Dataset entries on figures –
☆ ☆ ☆ ☆ ☆ ☆ ☆

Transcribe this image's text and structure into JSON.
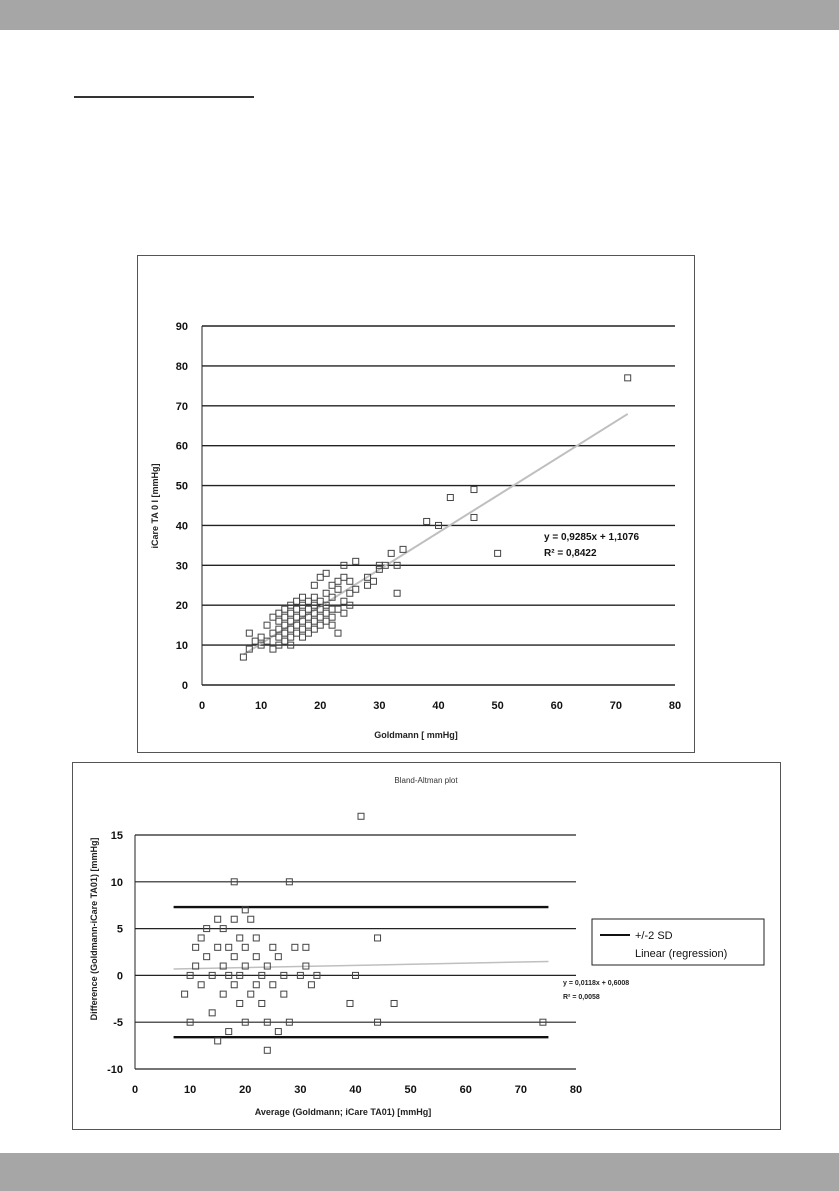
{
  "page": {
    "colors": {
      "band": "#a6a6a6",
      "grid": "#222222",
      "marker": "#444444",
      "trend": "#bfbfbf"
    }
  },
  "chart_data": [
    {
      "type": "scatter",
      "title": "",
      "xlabel": "Goldmann [ mmHg]",
      "ylabel": "iCare TA 0 I [mmHg]",
      "xlim": [
        0,
        80
      ],
      "ylim": [
        0,
        90
      ],
      "xticks": [
        "0",
        "10",
        "20",
        "30",
        "40",
        "50",
        "60",
        "70",
        "80"
      ],
      "yticks": [
        "0",
        "10",
        "20",
        "30",
        "40",
        "50",
        "60",
        "70",
        "80",
        "90"
      ],
      "grid": true,
      "equation": "y = 0,9285x + 1,1076",
      "r_squared": "R² = 0,8422",
      "trendline": {
        "slope": 0.9285,
        "intercept": 1.1076,
        "x_range": [
          7,
          72
        ]
      },
      "points": [
        [
          7,
          7
        ],
        [
          8,
          9
        ],
        [
          8,
          13
        ],
        [
          9,
          11
        ],
        [
          10,
          10
        ],
        [
          10,
          12
        ],
        [
          11,
          11
        ],
        [
          11,
          15
        ],
        [
          12,
          9
        ],
        [
          12,
          13
        ],
        [
          12,
          17
        ],
        [
          13,
          10
        ],
        [
          13,
          12
        ],
        [
          13,
          14
        ],
        [
          13,
          16
        ],
        [
          13,
          18
        ],
        [
          14,
          11
        ],
        [
          14,
          13
        ],
        [
          14,
          15
        ],
        [
          14,
          17
        ],
        [
          14,
          19
        ],
        [
          15,
          10
        ],
        [
          15,
          12
        ],
        [
          15,
          14
        ],
        [
          15,
          16
        ],
        [
          15,
          18
        ],
        [
          15,
          20
        ],
        [
          16,
          13
        ],
        [
          16,
          15
        ],
        [
          16,
          17
        ],
        [
          16,
          19
        ],
        [
          16,
          21
        ],
        [
          17,
          12
        ],
        [
          17,
          14
        ],
        [
          17,
          16
        ],
        [
          17,
          18
        ],
        [
          17,
          20
        ],
        [
          17,
          22
        ],
        [
          18,
          13
        ],
        [
          18,
          15
        ],
        [
          18,
          17
        ],
        [
          18,
          19
        ],
        [
          18,
          21
        ],
        [
          19,
          14
        ],
        [
          19,
          16
        ],
        [
          19,
          18
        ],
        [
          19,
          20
        ],
        [
          19,
          22
        ],
        [
          19,
          25
        ],
        [
          20,
          15
        ],
        [
          20,
          17
        ],
        [
          20,
          19
        ],
        [
          20,
          21
        ],
        [
          20,
          27
        ],
        [
          21,
          16
        ],
        [
          21,
          18
        ],
        [
          21,
          20
        ],
        [
          21,
          23
        ],
        [
          21,
          28
        ],
        [
          22,
          15
        ],
        [
          22,
          17
        ],
        [
          22,
          19
        ],
        [
          22,
          22
        ],
        [
          22,
          25
        ],
        [
          23,
          13
        ],
        [
          23,
          19
        ],
        [
          23,
          24
        ],
        [
          23,
          26
        ],
        [
          24,
          18
        ],
        [
          24,
          21
        ],
        [
          24,
          27
        ],
        [
          24,
          30
        ],
        [
          25,
          20
        ],
        [
          25,
          23
        ],
        [
          25,
          26
        ],
        [
          26,
          24
        ],
        [
          26,
          31
        ],
        [
          28,
          25
        ],
        [
          28,
          27
        ],
        [
          29,
          26
        ],
        [
          30,
          29
        ],
        [
          30,
          30
        ],
        [
          31,
          30
        ],
        [
          32,
          33
        ],
        [
          33,
          23
        ],
        [
          33,
          30
        ],
        [
          34,
          34
        ],
        [
          38,
          41
        ],
        [
          40,
          40
        ],
        [
          42,
          47
        ],
        [
          46,
          42
        ],
        [
          46,
          49
        ],
        [
          50,
          33
        ],
        [
          72,
          77
        ]
      ]
    },
    {
      "type": "scatter",
      "title": "Bland-Altman plot",
      "xlabel": "Average (Goldmann; iCare TA01) [mmHg]",
      "ylabel": "Difference (Goldmann-iCare TA01) [mmHg]",
      "xlim": [
        0,
        80
      ],
      "ylim": [
        -10,
        15
      ],
      "xticks": [
        "0",
        "10",
        "20",
        "30",
        "40",
        "50",
        "60",
        "70",
        "80"
      ],
      "yticks": [
        "-10",
        "-5",
        "0",
        "5",
        "10",
        "15"
      ],
      "grid": true,
      "equation": "y = 0,0118x + 0,6008",
      "r_squared": "R² = 0,0058",
      "limits": {
        "upper": 7.3,
        "lower": -6.6,
        "x_range": [
          7,
          75
        ]
      },
      "trendline": {
        "slope": 0.0118,
        "intercept": 0.6008,
        "x_range": [
          7,
          75
        ]
      },
      "legend": {
        "position": "right",
        "entries": [
          "+/-2 SD",
          "Linear (regression)"
        ]
      },
      "points": [
        [
          9,
          -2
        ],
        [
          10,
          0
        ],
        [
          10,
          -5
        ],
        [
          11,
          1
        ],
        [
          11,
          3
        ],
        [
          12,
          4
        ],
        [
          12,
          -1
        ],
        [
          13,
          5
        ],
        [
          13,
          2
        ],
        [
          14,
          0
        ],
        [
          14,
          -4
        ],
        [
          15,
          -7
        ],
        [
          15,
          3
        ],
        [
          15,
          6
        ],
        [
          16,
          1
        ],
        [
          16,
          -2
        ],
        [
          16,
          5
        ],
        [
          17,
          -6
        ],
        [
          17,
          0
        ],
        [
          17,
          3
        ],
        [
          18,
          10
        ],
        [
          18,
          2
        ],
        [
          18,
          -1
        ],
        [
          18,
          6
        ],
        [
          19,
          4
        ],
        [
          19,
          -3
        ],
        [
          19,
          0
        ],
        [
          20,
          7
        ],
        [
          20,
          1
        ],
        [
          20,
          -5
        ],
        [
          20,
          3
        ],
        [
          21,
          -2
        ],
        [
          21,
          6
        ],
        [
          22,
          -1
        ],
        [
          22,
          4
        ],
        [
          22,
          2
        ],
        [
          23,
          -3
        ],
        [
          23,
          0
        ],
        [
          24,
          1
        ],
        [
          24,
          -8
        ],
        [
          24,
          -5
        ],
        [
          25,
          3
        ],
        [
          25,
          -1
        ],
        [
          26,
          -6
        ],
        [
          26,
          2
        ],
        [
          27,
          0
        ],
        [
          27,
          -2
        ],
        [
          28,
          10
        ],
        [
          28,
          -5
        ],
        [
          29,
          3
        ],
        [
          30,
          0
        ],
        [
          31,
          1
        ],
        [
          31,
          3
        ],
        [
          32,
          -1
        ],
        [
          33,
          0
        ],
        [
          39,
          -3
        ],
        [
          40,
          0
        ],
        [
          41,
          17
        ],
        [
          44,
          4
        ],
        [
          44,
          -5
        ],
        [
          47,
          -3
        ],
        [
          74,
          -5
        ]
      ]
    }
  ]
}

☆ ☆ ☆ ☆ ☆ ☆ ☆

WRITTEN REQUEST – Reproduce all of the data exactly, omitting each picture it holds.

EXERCISE OUTPUT –
Transcribe this image's text and structure into JSON.
{
  "page": {
    "colors": {
      "band": "#a6a6a6",
      "grid": "#222222",
      "marker": "#444444",
      "trend": "#bfbfbf"
    }
  },
  "chart_data": [
    {
      "type": "scatter",
      "title": "",
      "xlabel": "Goldmann [ mmHg]",
      "ylabel": "iCare TA 0 I [mmHg]",
      "xlim": [
        0,
        80
      ],
      "ylim": [
        0,
        90
      ],
      "xticks": [
        "0",
        "10",
        "20",
        "30",
        "40",
        "50",
        "60",
        "70",
        "80"
      ],
      "yticks": [
        "0",
        "10",
        "20",
        "30",
        "40",
        "50",
        "60",
        "70",
        "80",
        "90"
      ],
      "grid": true,
      "equation": "y = 0,9285x + 1,1076",
      "r_squared": "R² = 0,8422",
      "trendline": {
        "slope": 0.9285,
        "intercept": 1.1076,
        "x_range": [
          7,
          72
        ]
      },
      "points": [
        [
          7,
          7
        ],
        [
          8,
          9
        ],
        [
          8,
          13
        ],
        [
          9,
          11
        ],
        [
          10,
          10
        ],
        [
          10,
          12
        ],
        [
          11,
          11
        ],
        [
          11,
          15
        ],
        [
          12,
          9
        ],
        [
          12,
          13
        ],
        [
          12,
          17
        ],
        [
          13,
          10
        ],
        [
          13,
          12
        ],
        [
          13,
          14
        ],
        [
          13,
          16
        ],
        [
          13,
          18
        ],
        [
          14,
          11
        ],
        [
          14,
          13
        ],
        [
          14,
          15
        ],
        [
          14,
          17
        ],
        [
          14,
          19
        ],
        [
          15,
          10
        ],
        [
          15,
          12
        ],
        [
          15,
          14
        ],
        [
          15,
          16
        ],
        [
          15,
          18
        ],
        [
          15,
          20
        ],
        [
          16,
          13
        ],
        [
          16,
          15
        ],
        [
          16,
          17
        ],
        [
          16,
          19
        ],
        [
          16,
          21
        ],
        [
          17,
          12
        ],
        [
          17,
          14
        ],
        [
          17,
          16
        ],
        [
          17,
          18
        ],
        [
          17,
          20
        ],
        [
          17,
          22
        ],
        [
          18,
          13
        ],
        [
          18,
          15
        ],
        [
          18,
          17
        ],
        [
          18,
          19
        ],
        [
          18,
          21
        ],
        [
          19,
          14
        ],
        [
          19,
          16
        ],
        [
          19,
          18
        ],
        [
          19,
          20
        ],
        [
          19,
          22
        ],
        [
          19,
          25
        ],
        [
          20,
          15
        ],
        [
          20,
          17
        ],
        [
          20,
          19
        ],
        [
          20,
          21
        ],
        [
          20,
          27
        ],
        [
          21,
          16
        ],
        [
          21,
          18
        ],
        [
          21,
          20
        ],
        [
          21,
          23
        ],
        [
          21,
          28
        ],
        [
          22,
          15
        ],
        [
          22,
          17
        ],
        [
          22,
          19
        ],
        [
          22,
          22
        ],
        [
          22,
          25
        ],
        [
          23,
          13
        ],
        [
          23,
          19
        ],
        [
          23,
          24
        ],
        [
          23,
          26
        ],
        [
          24,
          18
        ],
        [
          24,
          21
        ],
        [
          24,
          27
        ],
        [
          24,
          30
        ],
        [
          25,
          20
        ],
        [
          25,
          23
        ],
        [
          25,
          26
        ],
        [
          26,
          24
        ],
        [
          26,
          31
        ],
        [
          28,
          25
        ],
        [
          28,
          27
        ],
        [
          29,
          26
        ],
        [
          30,
          29
        ],
        [
          30,
          30
        ],
        [
          31,
          30
        ],
        [
          32,
          33
        ],
        [
          33,
          23
        ],
        [
          33,
          30
        ],
        [
          34,
          34
        ],
        [
          38,
          41
        ],
        [
          40,
          40
        ],
        [
          42,
          47
        ],
        [
          46,
          42
        ],
        [
          46,
          49
        ],
        [
          50,
          33
        ],
        [
          72,
          77
        ]
      ]
    },
    {
      "type": "scatter",
      "title": "Bland-Altman plot",
      "xlabel": "Average (Goldmann; iCare TA01) [mmHg]",
      "ylabel": "Difference (Goldmann-iCare TA01) [mmHg]",
      "xlim": [
        0,
        80
      ],
      "ylim": [
        -10,
        15
      ],
      "xticks": [
        "0",
        "10",
        "20",
        "30",
        "40",
        "50",
        "60",
        "70",
        "80"
      ],
      "yticks": [
        "-10",
        "-5",
        "0",
        "5",
        "10",
        "15"
      ],
      "grid": true,
      "equation": "y = 0,0118x + 0,6008",
      "r_squared": "R² = 0,0058",
      "limits": {
        "upper": 7.3,
        "lower": -6.6,
        "x_range": [
          7,
          75
        ]
      },
      "trendline": {
        "slope": 0.0118,
        "intercept": 0.6008,
        "x_range": [
          7,
          75
        ]
      },
      "legend": {
        "position": "right",
        "entries": [
          "+/-2 SD",
          "Linear (regression)"
        ]
      },
      "points": [
        [
          9,
          -2
        ],
        [
          10,
          0
        ],
        [
          10,
          -5
        ],
        [
          11,
          1
        ],
        [
          11,
          3
        ],
        [
          12,
          4
        ],
        [
          12,
          -1
        ],
        [
          13,
          5
        ],
        [
          13,
          2
        ],
        [
          14,
          0
        ],
        [
          14,
          -4
        ],
        [
          15,
          -7
        ],
        [
          15,
          3
        ],
        [
          15,
          6
        ],
        [
          16,
          1
        ],
        [
          16,
          -2
        ],
        [
          16,
          5
        ],
        [
          17,
          -6
        ],
        [
          17,
          0
        ],
        [
          17,
          3
        ],
        [
          18,
          10
        ],
        [
          18,
          2
        ],
        [
          18,
          -1
        ],
        [
          18,
          6
        ],
        [
          19,
          4
        ],
        [
          19,
          -3
        ],
        [
          19,
          0
        ],
        [
          20,
          7
        ],
        [
          20,
          1
        ],
        [
          20,
          -5
        ],
        [
          20,
          3
        ],
        [
          21,
          -2
        ],
        [
          21,
          6
        ],
        [
          22,
          -1
        ],
        [
          22,
          4
        ],
        [
          22,
          2
        ],
        [
          23,
          -3
        ],
        [
          23,
          0
        ],
        [
          24,
          1
        ],
        [
          24,
          -8
        ],
        [
          24,
          -5
        ],
        [
          25,
          3
        ],
        [
          25,
          -1
        ],
        [
          26,
          -6
        ],
        [
          26,
          2
        ],
        [
          27,
          0
        ],
        [
          27,
          -2
        ],
        [
          28,
          10
        ],
        [
          28,
          -5
        ],
        [
          29,
          3
        ],
        [
          30,
          0
        ],
        [
          31,
          1
        ],
        [
          31,
          3
        ],
        [
          32,
          -1
        ],
        [
          33,
          0
        ],
        [
          39,
          -3
        ],
        [
          40,
          0
        ],
        [
          41,
          17
        ],
        [
          44,
          4
        ],
        [
          44,
          -5
        ],
        [
          47,
          -3
        ],
        [
          74,
          -5
        ]
      ]
    }
  ]
}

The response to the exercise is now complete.